>> Start Excerpted records
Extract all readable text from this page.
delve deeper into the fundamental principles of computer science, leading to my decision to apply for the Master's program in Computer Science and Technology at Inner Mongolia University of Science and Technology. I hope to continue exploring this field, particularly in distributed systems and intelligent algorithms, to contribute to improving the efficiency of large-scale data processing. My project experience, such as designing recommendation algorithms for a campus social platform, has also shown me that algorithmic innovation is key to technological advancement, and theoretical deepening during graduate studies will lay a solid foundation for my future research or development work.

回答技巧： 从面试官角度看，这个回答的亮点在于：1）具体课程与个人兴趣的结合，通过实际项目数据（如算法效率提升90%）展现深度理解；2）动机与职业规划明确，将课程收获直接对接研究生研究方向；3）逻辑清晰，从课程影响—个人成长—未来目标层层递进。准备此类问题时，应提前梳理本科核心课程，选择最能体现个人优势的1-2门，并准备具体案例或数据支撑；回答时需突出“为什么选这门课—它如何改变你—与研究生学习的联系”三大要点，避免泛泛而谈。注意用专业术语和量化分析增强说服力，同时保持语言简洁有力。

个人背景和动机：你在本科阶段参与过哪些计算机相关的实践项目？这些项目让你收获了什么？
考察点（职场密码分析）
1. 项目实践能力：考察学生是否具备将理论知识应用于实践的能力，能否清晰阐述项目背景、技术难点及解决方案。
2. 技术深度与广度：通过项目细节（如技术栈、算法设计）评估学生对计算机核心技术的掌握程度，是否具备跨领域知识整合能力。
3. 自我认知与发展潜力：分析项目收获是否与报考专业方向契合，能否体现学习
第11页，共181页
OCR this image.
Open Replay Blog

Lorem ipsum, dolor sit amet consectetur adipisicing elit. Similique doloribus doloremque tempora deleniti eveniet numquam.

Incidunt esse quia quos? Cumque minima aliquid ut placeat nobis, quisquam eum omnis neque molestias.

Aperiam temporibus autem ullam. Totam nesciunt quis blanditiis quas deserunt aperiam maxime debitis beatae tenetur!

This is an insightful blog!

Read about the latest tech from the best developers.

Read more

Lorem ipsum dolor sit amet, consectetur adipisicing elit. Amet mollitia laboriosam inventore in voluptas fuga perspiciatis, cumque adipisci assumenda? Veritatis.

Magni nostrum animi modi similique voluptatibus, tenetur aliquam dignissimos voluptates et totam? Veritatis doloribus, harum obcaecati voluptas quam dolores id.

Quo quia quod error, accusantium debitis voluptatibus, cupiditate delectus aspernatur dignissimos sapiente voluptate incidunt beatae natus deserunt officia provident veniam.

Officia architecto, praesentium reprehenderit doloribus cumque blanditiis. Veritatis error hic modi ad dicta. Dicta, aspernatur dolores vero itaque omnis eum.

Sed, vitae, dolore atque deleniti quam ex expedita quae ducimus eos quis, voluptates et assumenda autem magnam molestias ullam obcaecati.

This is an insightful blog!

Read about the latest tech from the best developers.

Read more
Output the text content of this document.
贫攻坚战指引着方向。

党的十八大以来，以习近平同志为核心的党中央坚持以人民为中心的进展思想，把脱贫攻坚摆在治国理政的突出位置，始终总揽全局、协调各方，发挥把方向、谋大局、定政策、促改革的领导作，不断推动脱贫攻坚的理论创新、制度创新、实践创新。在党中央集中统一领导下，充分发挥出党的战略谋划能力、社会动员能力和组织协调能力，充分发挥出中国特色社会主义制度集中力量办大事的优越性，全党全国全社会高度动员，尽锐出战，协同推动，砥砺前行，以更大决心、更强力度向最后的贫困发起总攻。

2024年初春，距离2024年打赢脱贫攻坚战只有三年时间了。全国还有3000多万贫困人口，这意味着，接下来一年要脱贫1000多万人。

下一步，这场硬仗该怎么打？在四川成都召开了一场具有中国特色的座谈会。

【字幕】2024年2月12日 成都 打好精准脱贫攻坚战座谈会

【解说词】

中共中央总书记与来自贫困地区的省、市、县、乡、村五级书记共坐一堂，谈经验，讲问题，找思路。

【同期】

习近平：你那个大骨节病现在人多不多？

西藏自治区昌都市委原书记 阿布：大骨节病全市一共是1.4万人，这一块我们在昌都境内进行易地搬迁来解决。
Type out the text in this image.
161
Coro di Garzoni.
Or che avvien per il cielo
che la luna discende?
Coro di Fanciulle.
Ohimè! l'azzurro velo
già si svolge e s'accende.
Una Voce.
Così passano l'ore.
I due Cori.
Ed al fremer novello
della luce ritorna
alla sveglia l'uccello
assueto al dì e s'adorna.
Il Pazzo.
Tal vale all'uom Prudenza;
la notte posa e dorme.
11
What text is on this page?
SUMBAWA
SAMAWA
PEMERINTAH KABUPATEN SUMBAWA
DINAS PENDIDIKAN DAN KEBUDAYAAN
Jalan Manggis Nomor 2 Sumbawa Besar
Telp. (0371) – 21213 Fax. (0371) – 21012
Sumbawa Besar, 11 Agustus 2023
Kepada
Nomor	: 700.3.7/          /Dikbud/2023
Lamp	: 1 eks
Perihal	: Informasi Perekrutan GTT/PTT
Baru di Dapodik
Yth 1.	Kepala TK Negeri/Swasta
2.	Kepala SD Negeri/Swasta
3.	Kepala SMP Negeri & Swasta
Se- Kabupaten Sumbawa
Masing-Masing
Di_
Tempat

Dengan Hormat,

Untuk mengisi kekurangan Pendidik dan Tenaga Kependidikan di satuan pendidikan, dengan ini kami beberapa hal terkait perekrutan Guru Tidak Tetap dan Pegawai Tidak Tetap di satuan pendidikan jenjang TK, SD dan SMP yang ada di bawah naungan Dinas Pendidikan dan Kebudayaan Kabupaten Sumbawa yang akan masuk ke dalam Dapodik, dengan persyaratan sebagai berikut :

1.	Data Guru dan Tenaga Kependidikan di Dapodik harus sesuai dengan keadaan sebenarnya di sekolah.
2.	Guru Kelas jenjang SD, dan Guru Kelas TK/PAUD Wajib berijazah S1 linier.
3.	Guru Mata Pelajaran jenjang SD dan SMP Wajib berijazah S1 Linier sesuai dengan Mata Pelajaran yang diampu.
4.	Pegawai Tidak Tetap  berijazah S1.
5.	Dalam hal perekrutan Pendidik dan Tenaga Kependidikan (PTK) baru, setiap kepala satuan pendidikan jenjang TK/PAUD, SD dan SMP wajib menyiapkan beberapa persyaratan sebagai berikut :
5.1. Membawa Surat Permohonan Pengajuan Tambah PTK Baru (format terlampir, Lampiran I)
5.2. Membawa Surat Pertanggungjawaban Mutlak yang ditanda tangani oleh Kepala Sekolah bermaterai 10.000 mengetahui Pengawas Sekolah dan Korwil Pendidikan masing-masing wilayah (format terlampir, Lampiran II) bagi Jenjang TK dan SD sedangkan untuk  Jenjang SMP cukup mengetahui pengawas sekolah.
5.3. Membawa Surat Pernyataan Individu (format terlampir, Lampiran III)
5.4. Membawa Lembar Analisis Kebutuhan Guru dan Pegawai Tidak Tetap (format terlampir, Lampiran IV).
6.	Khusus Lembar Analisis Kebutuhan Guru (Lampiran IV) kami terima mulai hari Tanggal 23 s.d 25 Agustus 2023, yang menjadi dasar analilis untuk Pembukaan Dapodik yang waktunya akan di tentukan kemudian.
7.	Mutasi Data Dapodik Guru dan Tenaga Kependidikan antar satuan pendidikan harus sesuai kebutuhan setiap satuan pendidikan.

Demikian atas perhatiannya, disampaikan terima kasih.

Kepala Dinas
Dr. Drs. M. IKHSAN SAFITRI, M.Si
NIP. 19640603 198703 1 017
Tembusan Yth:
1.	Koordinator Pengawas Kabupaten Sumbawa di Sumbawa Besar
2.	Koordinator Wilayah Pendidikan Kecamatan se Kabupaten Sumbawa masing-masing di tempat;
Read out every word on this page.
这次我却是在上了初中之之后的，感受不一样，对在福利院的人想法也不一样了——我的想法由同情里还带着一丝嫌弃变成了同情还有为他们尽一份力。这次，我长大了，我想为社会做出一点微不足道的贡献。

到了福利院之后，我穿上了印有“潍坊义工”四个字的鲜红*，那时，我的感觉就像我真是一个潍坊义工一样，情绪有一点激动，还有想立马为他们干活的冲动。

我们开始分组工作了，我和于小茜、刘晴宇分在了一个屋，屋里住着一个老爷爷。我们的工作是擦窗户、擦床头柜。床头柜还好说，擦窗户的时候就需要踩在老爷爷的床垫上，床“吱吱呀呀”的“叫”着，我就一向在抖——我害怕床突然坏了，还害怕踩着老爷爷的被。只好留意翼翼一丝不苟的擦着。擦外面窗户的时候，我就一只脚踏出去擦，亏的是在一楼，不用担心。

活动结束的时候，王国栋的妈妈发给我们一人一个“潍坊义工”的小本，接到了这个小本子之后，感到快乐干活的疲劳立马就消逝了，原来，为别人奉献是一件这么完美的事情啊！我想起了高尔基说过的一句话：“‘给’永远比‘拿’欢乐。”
>> End Excerpted records
The request
Find the word "aspernatur" in the data and show each line that holds it.

Exercise answer
Quo quia quod error, accusantium debitis voluptatibus, cupiditate delectus aspernatur dignissimos sapiente voluptate incidunt beatae natus deserunt officia provident veniam.
Officia architecto, praesentium reprehenderit doloribus cumque blanditiis. Veritatis error hic modi ad dicta. Dicta, aspernatur dolores vero itaque omnis eum.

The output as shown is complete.